* **Stated goal**: Please print the entries starting at the line containing "Localize each UI" and ending at the line containing "retention-mode-block: Object Lock", both included, without changing a character.

* **Supplied records**:
============

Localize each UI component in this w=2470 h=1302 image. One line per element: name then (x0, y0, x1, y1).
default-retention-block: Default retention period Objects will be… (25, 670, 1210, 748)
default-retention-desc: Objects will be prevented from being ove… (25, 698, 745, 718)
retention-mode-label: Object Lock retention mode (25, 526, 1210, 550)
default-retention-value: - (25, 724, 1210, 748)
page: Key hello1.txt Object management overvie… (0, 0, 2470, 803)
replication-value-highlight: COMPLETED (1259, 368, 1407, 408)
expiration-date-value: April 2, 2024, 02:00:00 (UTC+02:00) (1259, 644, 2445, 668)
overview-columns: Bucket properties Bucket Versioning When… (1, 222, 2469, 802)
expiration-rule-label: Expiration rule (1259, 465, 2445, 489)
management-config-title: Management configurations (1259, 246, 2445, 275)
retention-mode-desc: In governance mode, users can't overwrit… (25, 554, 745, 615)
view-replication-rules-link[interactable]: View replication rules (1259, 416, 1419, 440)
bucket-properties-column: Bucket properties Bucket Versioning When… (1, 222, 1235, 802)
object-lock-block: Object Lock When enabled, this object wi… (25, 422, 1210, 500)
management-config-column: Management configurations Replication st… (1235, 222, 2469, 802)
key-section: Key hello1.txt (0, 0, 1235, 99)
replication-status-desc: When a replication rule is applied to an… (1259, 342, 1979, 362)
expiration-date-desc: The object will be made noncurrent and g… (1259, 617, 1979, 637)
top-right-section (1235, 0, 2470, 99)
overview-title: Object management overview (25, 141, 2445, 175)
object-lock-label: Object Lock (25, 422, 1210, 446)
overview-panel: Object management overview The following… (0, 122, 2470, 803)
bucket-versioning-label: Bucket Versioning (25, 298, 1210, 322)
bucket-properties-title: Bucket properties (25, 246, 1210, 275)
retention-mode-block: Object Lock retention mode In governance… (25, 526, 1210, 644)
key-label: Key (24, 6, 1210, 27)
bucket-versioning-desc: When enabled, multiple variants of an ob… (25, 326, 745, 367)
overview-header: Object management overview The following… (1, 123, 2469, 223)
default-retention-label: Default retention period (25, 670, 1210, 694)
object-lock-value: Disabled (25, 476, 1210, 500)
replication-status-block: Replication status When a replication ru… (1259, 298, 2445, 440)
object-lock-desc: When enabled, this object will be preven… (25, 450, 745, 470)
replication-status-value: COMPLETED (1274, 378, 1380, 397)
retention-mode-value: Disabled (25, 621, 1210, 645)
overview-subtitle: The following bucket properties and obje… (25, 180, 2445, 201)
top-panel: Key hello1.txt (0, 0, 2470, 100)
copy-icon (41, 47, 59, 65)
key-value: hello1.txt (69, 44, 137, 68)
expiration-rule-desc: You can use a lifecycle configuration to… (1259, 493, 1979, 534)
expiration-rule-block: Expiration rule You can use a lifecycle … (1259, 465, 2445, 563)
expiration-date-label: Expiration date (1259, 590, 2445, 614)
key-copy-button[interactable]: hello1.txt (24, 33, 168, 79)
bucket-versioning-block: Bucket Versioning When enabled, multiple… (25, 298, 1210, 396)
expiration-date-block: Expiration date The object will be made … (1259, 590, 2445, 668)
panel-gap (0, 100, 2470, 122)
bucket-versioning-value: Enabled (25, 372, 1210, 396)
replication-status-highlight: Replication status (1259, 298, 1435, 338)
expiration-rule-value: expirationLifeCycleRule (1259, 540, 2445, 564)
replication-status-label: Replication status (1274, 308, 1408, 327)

============

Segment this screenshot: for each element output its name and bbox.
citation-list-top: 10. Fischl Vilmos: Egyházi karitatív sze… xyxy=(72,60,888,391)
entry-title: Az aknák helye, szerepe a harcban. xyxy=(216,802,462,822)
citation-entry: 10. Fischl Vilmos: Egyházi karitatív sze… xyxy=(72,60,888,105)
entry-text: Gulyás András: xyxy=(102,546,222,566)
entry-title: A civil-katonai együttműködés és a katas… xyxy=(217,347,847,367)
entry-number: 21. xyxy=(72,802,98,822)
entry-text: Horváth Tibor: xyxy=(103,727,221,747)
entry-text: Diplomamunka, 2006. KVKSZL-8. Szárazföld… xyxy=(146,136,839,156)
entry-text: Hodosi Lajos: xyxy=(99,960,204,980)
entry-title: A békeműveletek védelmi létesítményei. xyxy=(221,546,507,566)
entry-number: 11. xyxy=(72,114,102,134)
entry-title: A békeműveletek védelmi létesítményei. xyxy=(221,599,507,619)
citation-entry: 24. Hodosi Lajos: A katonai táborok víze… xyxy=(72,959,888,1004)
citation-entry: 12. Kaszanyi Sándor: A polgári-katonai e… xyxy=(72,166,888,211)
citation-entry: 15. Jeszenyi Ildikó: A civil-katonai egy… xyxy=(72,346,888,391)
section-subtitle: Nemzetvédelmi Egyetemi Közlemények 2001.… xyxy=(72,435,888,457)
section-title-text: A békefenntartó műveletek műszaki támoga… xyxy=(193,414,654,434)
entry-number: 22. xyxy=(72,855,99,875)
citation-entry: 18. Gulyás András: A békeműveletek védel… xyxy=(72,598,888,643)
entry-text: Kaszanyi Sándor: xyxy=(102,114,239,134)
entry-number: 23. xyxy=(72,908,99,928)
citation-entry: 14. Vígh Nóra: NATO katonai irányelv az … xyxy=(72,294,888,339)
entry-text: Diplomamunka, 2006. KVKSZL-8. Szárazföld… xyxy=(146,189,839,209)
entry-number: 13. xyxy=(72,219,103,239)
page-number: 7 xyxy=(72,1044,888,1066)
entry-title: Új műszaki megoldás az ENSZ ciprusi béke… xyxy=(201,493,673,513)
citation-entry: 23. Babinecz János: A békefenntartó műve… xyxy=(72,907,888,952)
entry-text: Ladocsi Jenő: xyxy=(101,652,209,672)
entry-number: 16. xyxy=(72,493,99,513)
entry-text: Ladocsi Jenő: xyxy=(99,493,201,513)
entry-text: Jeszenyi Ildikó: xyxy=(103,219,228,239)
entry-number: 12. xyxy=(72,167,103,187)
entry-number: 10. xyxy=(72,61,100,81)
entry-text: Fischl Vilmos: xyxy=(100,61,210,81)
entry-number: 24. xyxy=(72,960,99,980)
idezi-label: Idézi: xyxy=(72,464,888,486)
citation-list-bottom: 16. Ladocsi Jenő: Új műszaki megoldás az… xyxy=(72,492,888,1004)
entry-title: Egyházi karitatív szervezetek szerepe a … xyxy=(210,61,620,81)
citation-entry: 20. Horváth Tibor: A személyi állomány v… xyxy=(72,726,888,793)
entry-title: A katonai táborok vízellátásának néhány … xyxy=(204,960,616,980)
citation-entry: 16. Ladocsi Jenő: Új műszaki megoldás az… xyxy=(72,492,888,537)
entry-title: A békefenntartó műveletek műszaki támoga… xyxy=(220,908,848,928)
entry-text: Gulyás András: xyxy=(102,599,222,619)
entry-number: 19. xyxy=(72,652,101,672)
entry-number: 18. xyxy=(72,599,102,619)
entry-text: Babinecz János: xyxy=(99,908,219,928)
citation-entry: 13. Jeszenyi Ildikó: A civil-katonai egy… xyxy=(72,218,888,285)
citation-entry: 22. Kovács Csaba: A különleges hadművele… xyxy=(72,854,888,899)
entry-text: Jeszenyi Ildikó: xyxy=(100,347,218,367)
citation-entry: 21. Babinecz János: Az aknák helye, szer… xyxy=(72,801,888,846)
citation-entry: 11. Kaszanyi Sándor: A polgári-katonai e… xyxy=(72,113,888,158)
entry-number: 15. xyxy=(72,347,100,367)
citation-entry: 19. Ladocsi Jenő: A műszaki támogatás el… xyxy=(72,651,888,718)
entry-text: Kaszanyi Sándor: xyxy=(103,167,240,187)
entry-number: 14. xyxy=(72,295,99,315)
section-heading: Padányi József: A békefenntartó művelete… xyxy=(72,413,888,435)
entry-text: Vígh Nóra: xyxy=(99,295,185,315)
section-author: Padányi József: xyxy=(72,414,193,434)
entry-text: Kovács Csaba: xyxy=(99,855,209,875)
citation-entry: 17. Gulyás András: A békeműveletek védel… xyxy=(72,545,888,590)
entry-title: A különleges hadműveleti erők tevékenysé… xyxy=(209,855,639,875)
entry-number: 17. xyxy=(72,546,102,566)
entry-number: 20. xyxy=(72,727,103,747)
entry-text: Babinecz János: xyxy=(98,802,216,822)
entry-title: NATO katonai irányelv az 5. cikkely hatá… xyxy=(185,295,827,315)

============

* **Solved problem**:
Localize each UI component in this w=2470 h=1302 image. One line per element: name then (x0, y0, x1, y1).
default-retention-block: Default retention period Objects will be… (25, 670, 1210, 748)
default-retention-desc: Objects will be prevented from being ove… (25, 698, 745, 718)
retention-mode-label: Object Lock retention mode (25, 526, 1210, 550)
default-retention-value: - (25, 724, 1210, 748)
page: Key hello1.txt Object management overvie… (0, 0, 2470, 803)
replication-value-highlight: COMPLETED (1259, 368, 1407, 408)
expiration-date-value: April 2, 2024, 02:00:00 (UTC+02:00) (1259, 644, 2445, 668)
overview-columns: Bucket properties Bucket Versioning When… (1, 222, 2469, 802)
expiration-rule-label: Expiration rule (1259, 465, 2445, 489)
management-config-title: Management configurations (1259, 246, 2445, 275)
retention-mode-desc: In governance mode, users can't overwrit… (25, 554, 745, 615)
view-replication-rules-link[interactable]: View replication rules (1259, 416, 1419, 440)
bucket-properties-column: Bucket properties Bucket Versioning When… (1, 222, 1235, 802)
object-lock-block: Object Lock When enabled, this object wi… (25, 422, 1210, 500)
management-config-column: Management configurations Replication st… (1235, 222, 2469, 802)
key-section: Key hello1.txt (0, 0, 1235, 99)
replication-status-desc: When a replication rule is applied to an… (1259, 342, 1979, 362)
expiration-date-desc: The object will be made noncurrent and g… (1259, 617, 1979, 637)
top-right-section (1235, 0, 2470, 99)
overview-title: Object management overview (25, 141, 2445, 175)
object-lock-label: Object Lock (25, 422, 1210, 446)
overview-panel: Object management overview The following… (0, 122, 2470, 803)
bucket-versioning-label: Bucket Versioning (25, 298, 1210, 322)
bucket-properties-title: Bucket properties (25, 246, 1210, 275)
retention-mode-block: Object Lock retention mode In governance… (25, 526, 1210, 644)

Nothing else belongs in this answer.